TO BE DONE
Reproduce the full listing below unchanged, apart from the pictures.

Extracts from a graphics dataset
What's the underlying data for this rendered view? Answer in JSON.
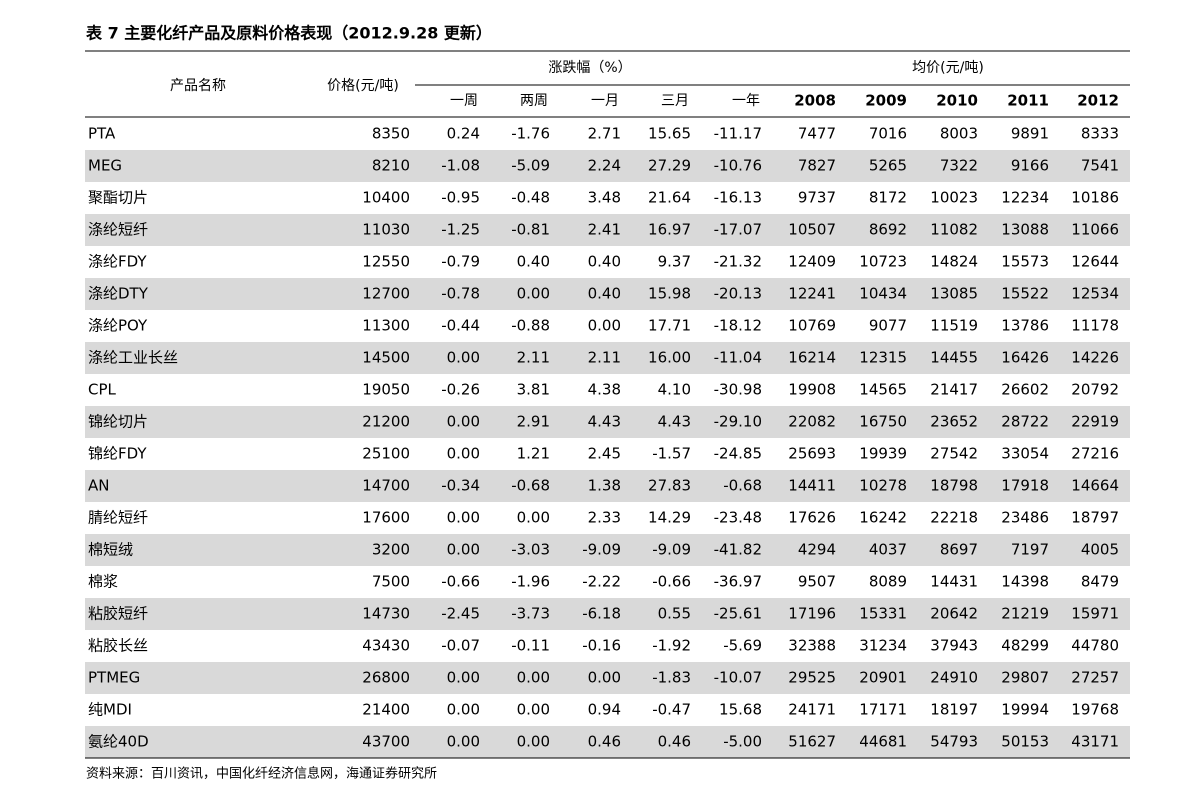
{
  "title": "表 7 主要化纤产品及原料价格表现（2012.9.28 更新）",
  "colors": {
    "up": "#c00000",
    "down": "#00a04a",
    "flat": "#000000",
    "stripe": "#d9d9d9"
  },
  "header": {
    "name": "产品名称",
    "price": "价格(元/吨)",
    "change_group": "涨跌幅（%）",
    "change_cols": [
      "一周",
      "两周",
      "一月",
      "三月",
      "一年"
    ],
    "avg_group": "均价(元/吨)",
    "avg_cols": [
      "2008",
      "2009",
      "2010",
      "2011",
      "2012"
    ]
  },
  "table": {
    "rows": [
      [
        "PTA",
        "8350",
        "0.24",
        "-1.76",
        "2.71",
        "15.65",
        "-11.17",
        "7477",
        "7016",
        "8003",
        "9891",
        "8333"
      ],
      [
        "MEG",
        "8210",
        "-1.08",
        "-5.09",
        "2.24",
        "27.29",
        "-10.76",
        "7827",
        "5265",
        "7322",
        "9166",
        "7541"
      ],
      [
        "聚酯切片",
        "10400",
        "-0.95",
        "-0.48",
        "3.48",
        "21.64",
        "-16.13",
        "9737",
        "8172",
        "10023",
        "12234",
        "10186"
      ],
      [
        "涤纶短纤",
        "11030",
        "-1.25",
        "-0.81",
        "2.41",
        "16.97",
        "-17.07",
        "10507",
        "8692",
        "11082",
        "13088",
        "11066"
      ],
      [
        "涤纶FDY",
        "12550",
        "-0.79",
        "0.40",
        "0.40",
        "9.37",
        "-21.32",
        "12409",
        "10723",
        "14824",
        "15573",
        "12644"
      ],
      [
        "涤纶DTY",
        "12700",
        "-0.78",
        "0.00",
        "0.40",
        "15.98",
        "-20.13",
        "12241",
        "10434",
        "13085",
        "15522",
        "12534"
      ],
      [
        "涤纶POY",
        "11300",
        "-0.44",
        "-0.88",
        "0.00",
        "17.71",
        "-18.12",
        "10769",
        "9077",
        "11519",
        "13786",
        "11178"
      ],
      [
        "涤纶工业长丝",
        "14500",
        "0.00",
        "2.11",
        "2.11",
        "16.00",
        "-11.04",
        "16214",
        "12315",
        "14455",
        "16426",
        "14226"
      ],
      [
        "CPL",
        "19050",
        "-0.26",
        "3.81",
        "4.38",
        "4.10",
        "-30.98",
        "19908",
        "14565",
        "21417",
        "26602",
        "20792"
      ],
      [
        "锦纶切片",
        "21200",
        "0.00",
        "2.91",
        "4.43",
        "4.43",
        "-29.10",
        "22082",
        "16750",
        "23652",
        "28722",
        "22919"
      ],
      [
        "锦纶FDY",
        "25100",
        "0.00",
        "1.21",
        "2.45",
        "-1.57",
        "-24.85",
        "25693",
        "19939",
        "27542",
        "33054",
        "27216"
      ],
      [
        "AN",
        "14700",
        "-0.34",
        "-0.68",
        "1.38",
        "27.83",
        "-0.68",
        "14411",
        "10278",
        "18798",
        "17918",
        "14664"
      ],
      [
        "腈纶短纤",
        "17600",
        "0.00",
        "0.00",
        "2.33",
        "14.29",
        "-23.48",
        "17626",
        "16242",
        "22218",
        "23486",
        "18797"
      ],
      [
        "棉短绒",
        "3200",
        "0.00",
        "-3.03",
        "-9.09",
        "-9.09",
        "-41.82",
        "4294",
        "4037",
        "8697",
        "7197",
        "4005"
      ],
      [
        "棉浆",
        "7500",
        "-0.66",
        "-1.96",
        "-2.22",
        "-0.66",
        "-36.97",
        "9507",
        "8089",
        "14431",
        "14398",
        "8479"
      ],
      [
        "粘胶短纤",
        "14730",
        "-2.45",
        "-3.73",
        "-6.18",
        "0.55",
        "-25.61",
        "17196",
        "15331",
        "20642",
        "21219",
        "15971"
      ],
      [
        "粘胶长丝",
        "43430",
        "-0.07",
        "-0.11",
        "-0.16",
        "-1.92",
        "-5.69",
        "32388",
        "31234",
        "37943",
        "48299",
        "44780"
      ],
      [
        "PTMEG",
        "26800",
        "0.00",
        "0.00",
        "0.00",
        "-1.83",
        "-10.07",
        "29525",
        "20901",
        "24910",
        "29807",
        "27257"
      ],
      [
        "纯MDI",
        "21400",
        "0.00",
        "0.00",
        "0.94",
        "-0.47",
        "15.68",
        "24171",
        "17171",
        "18197",
        "19994",
        "19768"
      ],
      [
        "氨纶40D",
        "43700",
        "0.00",
        "0.00",
        "0.46",
        "0.46",
        "-5.00",
        "51627",
        "44681",
        "54793",
        "50153",
        "43171"
      ]
    ]
  },
  "footnote": "资料来源：百川资讯，中国化纤经济信息网，海通证券研究所"
}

TASK OUTPUT
What's the underlying data for this rendered view? Answer in JSON.
{
  "title": "表 7 主要化纤产品及原料价格表现（2012.9.28 更新）",
  "colors": {
    "up": "#c00000",
    "down": "#00a04a",
    "flat": "#000000",
    "stripe": "#d9d9d9"
  },
  "header": {
    "name": "产品名称",
    "price": "价格(元/吨)",
    "change_group": "涨跌幅（%）",
    "change_cols": [
      "一周",
      "两周",
      "一月",
      "三月",
      "一年"
    ],
    "avg_group": "均价(元/吨)",
    "avg_cols": [
      "2008",
      "2009",
      "2010",
      "2011",
      "2012"
    ]
  },
  "table": {
    "rows": [
      [
        "PTA",
        "8350",
        "0.24",
        "-1.76",
        "2.71",
        "15.65",
        "-11.17",
        "7477",
        "7016",
        "8003",
        "9891",
        "8333"
      ],
      [
        "MEG",
        "8210",
        "-1.08",
        "-5.09",
        "2.24",
        "27.29",
        "-10.76",
        "7827",
        "5265",
        "7322",
        "9166",
        "7541"
      ],
      [
        "聚酯切片",
        "10400",
        "-0.95",
        "-0.48",
        "3.48",
        "21.64",
        "-16.13",
        "9737",
        "8172",
        "10023",
        "12234",
        "10186"
      ],
      [
        "涤纶短纤",
        "11030",
        "-1.25",
        "-0.81",
        "2.41",
        "16.97",
        "-17.07",
        "10507",
        "8692",
        "11082",
        "13088",
        "11066"
      ],
      [
        "涤纶FDY",
        "12550",
        "-0.79",
        "0.40",
        "0.40",
        "9.37",
        "-21.32",
        "12409",
        "10723",
        "14824",
        "15573",
        "12644"
      ],
      [
        "涤纶DTY",
        "12700",
        "-0.78",
        "0.00",
        "0.40",
        "15.98",
        "-20.13",
        "12241",
        "10434",
        "13085",
        "15522",
        "12534"
      ],
      [
        "涤纶POY",
        "11300",
        "-0.44",
        "-0.88",
        "0.00",
        "17.71",
        "-18.12",
        "10769",
        "9077",
        "11519",
        "13786",
        "11178"
      ],
      [
        "涤纶工业长丝",
        "14500",
        "0.00",
        "2.11",
        "2.11",
        "16.00",
        "-11.04",
        "16214",
        "12315",
        "14455",
        "16426",
        "14226"
      ],
      [
        "CPL",
        "19050",
        "-0.26",
        "3.81",
        "4.38",
        "4.10",
        "-30.98",
        "19908",
        "14565",
        "21417",
        "26602",
        "20792"
      ],
      [
        "锦纶切片",
        "21200",
        "0.00",
        "2.91",
        "4.43",
        "4.43",
        "-29.10",
        "22082",
        "16750",
        "23652",
        "28722",
        "22919"
      ],
      [
        "锦纶FDY",
        "25100",
        "0.00",
        "1.21",
        "2.45",
        "-1.57",
        "-24.85",
        "25693",
        "19939",
        "27542",
        "33054",
        "27216"
      ],
      [
        "AN",
        "14700",
        "-0.34",
        "-0.68",
        "1.38",
        "27.83",
        "-0.68",
        "14411",
        "10278",
        "18798",
        "17918",
        "14664"
      ],
      [
        "腈纶短纤",
        "17600",
        "0.00",
        "0.00",
        "2.33",
        "14.29",
        "-23.48",
        "17626",
        "16242",
        "22218",
        "23486",
        "18797"
      ],
      [
        "棉短绒",
        "3200",
        "0.00",
        "-3.03",
        "-9.09",
        "-9.09",
        "-41.82",
        "4294",
        "4037",
        "8697",
        "7197",
        "4005"
      ],
      [
        "棉浆",
        "7500",
        "-0.66",
        "-1.96",
        "-2.22",
        "-0.66",
        "-36.97",
        "9507",
        "8089",
        "14431",
        "14398",
        "8479"
      ],
      [
        "粘胶短纤",
        "14730",
        "-2.45",
        "-3.73",
        "-6.18",
        "0.55",
        "-25.61",
        "17196",
        "15331",
        "20642",
        "21219",
        "15971"
      ],
      [
        "粘胶长丝",
        "43430",
        "-0.07",
        "-0.11",
        "-0.16",
        "-1.92",
        "-5.69",
        "32388",
        "31234",
        "37943",
        "48299",
        "44780"
      ],
      [
        "PTMEG",
        "26800",
        "0.00",
        "0.00",
        "0.00",
        "-1.83",
        "-10.07",
        "29525",
        "20901",
        "24910",
        "29807",
        "27257"
      ],
      [
        "纯MDI",
        "21400",
        "0.00",
        "0.00",
        "0.94",
        "-0.47",
        "15.68",
        "24171",
        "17171",
        "18197",
        "19994",
        "19768"
      ],
      [
        "氨纶40D",
        "43700",
        "0.00",
        "0.00",
        "0.46",
        "0.46",
        "-5.00",
        "51627",
        "44681",
        "54793",
        "50153",
        "43171"
      ]
    ]
  },
  "footnote": "资料来源：百川资讯，中国化纤经济信息网，海通证券研究所"
}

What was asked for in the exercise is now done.